**RECORD SET**
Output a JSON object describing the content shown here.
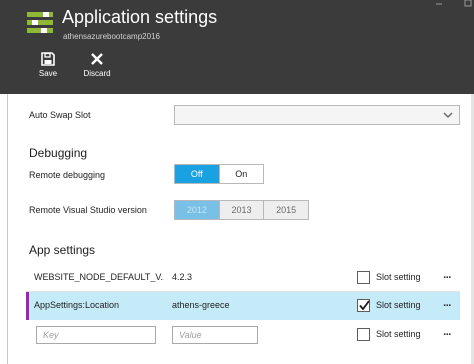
{
  "header": {
    "title": "Application settings",
    "subtitle": "athensazurebootcamp2016",
    "app_icon": "app-settings-icon",
    "bg_color": "#3b3b3b",
    "accent_color": "#8fb836"
  },
  "toolbar": {
    "save_label": "Save",
    "save_icon": "floppy-disk-icon",
    "discard_label": "Discard",
    "discard_icon": "close-x-icon"
  },
  "auto_swap": {
    "label": "Auto Swap Slot",
    "selected": ""
  },
  "debugging": {
    "heading": "Debugging",
    "remote_debugging": {
      "label": "Remote debugging",
      "options": [
        "Off",
        "On"
      ],
      "selected": "Off"
    },
    "remote_vs_version": {
      "label": "Remote Visual Studio version",
      "options": [
        "2012",
        "2013",
        "2015"
      ],
      "selected": "2012"
    }
  },
  "app_settings": {
    "heading": "App settings",
    "slot_setting_label": "Slot setting",
    "more_label": "...",
    "rows": [
      {
        "key": "WEBSITE_NODE_DEFAULT_V...",
        "value": "4.2.3",
        "slot_setting": false
      },
      {
        "key": "AppSettings:Location",
        "value": "athens-greece",
        "slot_setting": true
      }
    ],
    "new_row": {
      "key_placeholder": "Key",
      "value_placeholder": "Value",
      "slot_setting": false
    }
  },
  "colors": {
    "selected_toggle": "#1aa1e1",
    "selected_row": "#c6ebf8",
    "row_accent": "#a020b8"
  }
}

**TASK BRIEF**
Give the material again exactly as it is, but keep the pictures out.

**WRITTEN ANSWER**
Output a JSON object describing the content shown here.
{
  "header": {
    "title": "Application settings",
    "subtitle": "athensazurebootcamp2016",
    "app_icon": "app-settings-icon",
    "bg_color": "#3b3b3b",
    "accent_color": "#8fb836"
  },
  "toolbar": {
    "save_label": "Save",
    "save_icon": "floppy-disk-icon",
    "discard_label": "Discard",
    "discard_icon": "close-x-icon"
  },
  "auto_swap": {
    "label": "Auto Swap Slot",
    "selected": ""
  },
  "debugging": {
    "heading": "Debugging",
    "remote_debugging": {
      "label": "Remote debugging",
      "options": [
        "Off",
        "On"
      ],
      "selected": "Off"
    },
    "remote_vs_version": {
      "label": "Remote Visual Studio version",
      "options": [
        "2012",
        "2013",
        "2015"
      ],
      "selected": "2012"
    }
  },
  "app_settings": {
    "heading": "App settings",
    "slot_setting_label": "Slot setting",
    "more_label": "...",
    "rows": [
      {
        "key": "WEBSITE_NODE_DEFAULT_V...",
        "value": "4.2.3",
        "slot_setting": false
      },
      {
        "key": "AppSettings:Location",
        "value": "athens-greece",
        "slot_setting": true
      }
    ],
    "new_row": {
      "key_placeholder": "Key",
      "value_placeholder": "Value",
      "slot_setting": false
    }
  },
  "colors": {
    "selected_toggle": "#1aa1e1",
    "selected_row": "#c6ebf8",
    "row_accent": "#a020b8"
  }
}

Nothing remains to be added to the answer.